**Task details:**
From the records, pick out and copy each line containing "территорий".

**Source records:**
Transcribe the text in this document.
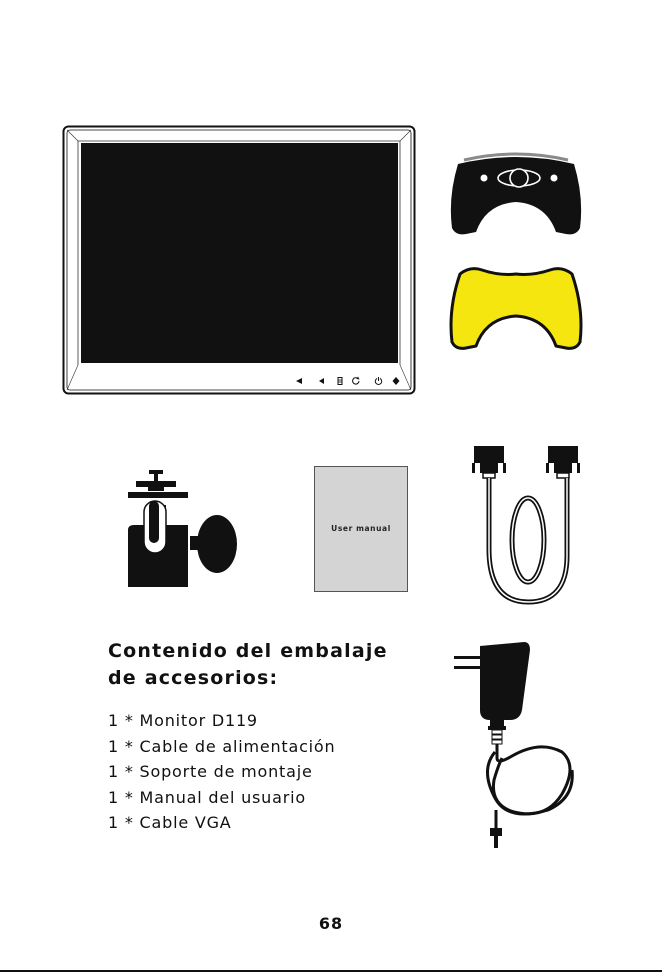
User manual
Contenido del embalaje
de accesorios:
1 * Monitor D119
1 * Cable de alimentación
1 * Soporte de montaje
1 * Manual del usuario
1 * Cable VGA
68
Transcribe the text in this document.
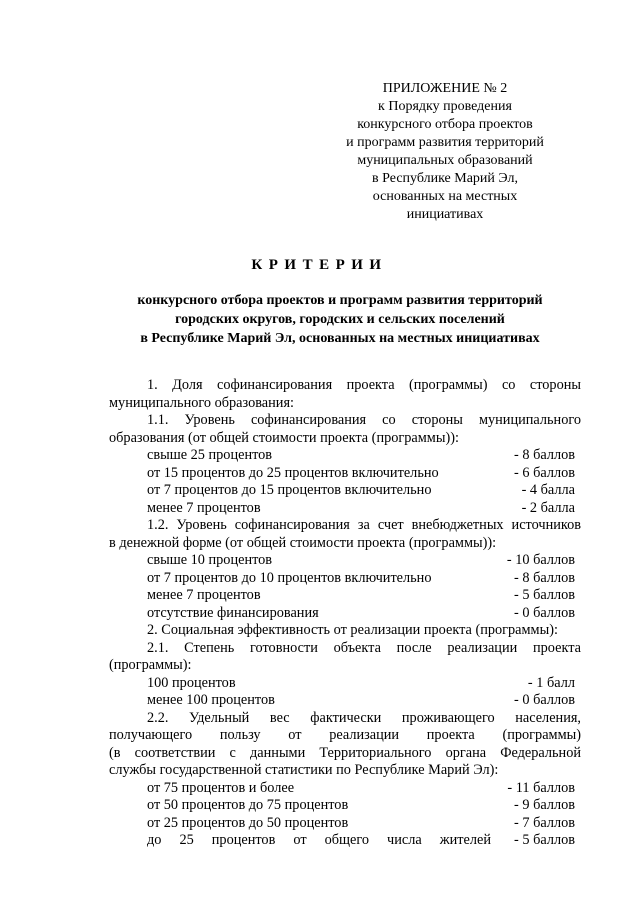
ПРИЛОЖЕНИЕ № 2
к Порядку проведения
конкурсного отбора проектов
и программ развития территорий
муниципальных образований
в Республике Марий Эл,
основанных на местных
инициативах
КРИТЕРИИ
конкурсного отбора проектов и программ развития территорий
городских округов, городских и сельских поселений
в Республике Марий Эл, основанных на местных инициативах
1. Доля софинансирования проекта (программы) со стороны
муниципального образования:
1.1. Уровень софинансирования со стороны муниципального
образования (от общей стоимости проекта (программы)):
свыше 25 процентов	- 8 баллов
от 15 процентов до 25 процентов включительно	- 6 баллов
от 7 процентов до 15 процентов включительно	- 4 балла
менее 7 процентов	- 2 балла
1.2. Уровень софинансирования за счет внебюджетных источников
в денежной форме (от общей стоимости проекта (программы)):
свыше 10 процентов	- 10 баллов
от 7 процентов до 10 процентов включительно	- 8 баллов
менее 7 процентов	- 5 баллов
отсутствие финансирования	- 0 баллов
2. Социальная эффективность от реализации проекта (программы):
2.1. Степень готовности объекта после реализации проекта
(программы):
100 процентов	- 1 балл
менее 100 процентов	- 0 баллов
2.2. Удельный вес фактически проживающего населения,
получающего пользу от реализации проекта (программы)
(в соответствии с данными Территориального органа Федеральной
службы государственной статистики по Республике Марий Эл):
от 75 процентов и более	- 11 баллов
от 50 процентов до 75 процентов	- 9 баллов
от 25 процентов до 50 процентов	- 7 баллов
до 25 процентов от общего числа жителей - 5 баллов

**Expected answer:**
и программ развития территорий
конкурсного отбора проектов и программ развития территорий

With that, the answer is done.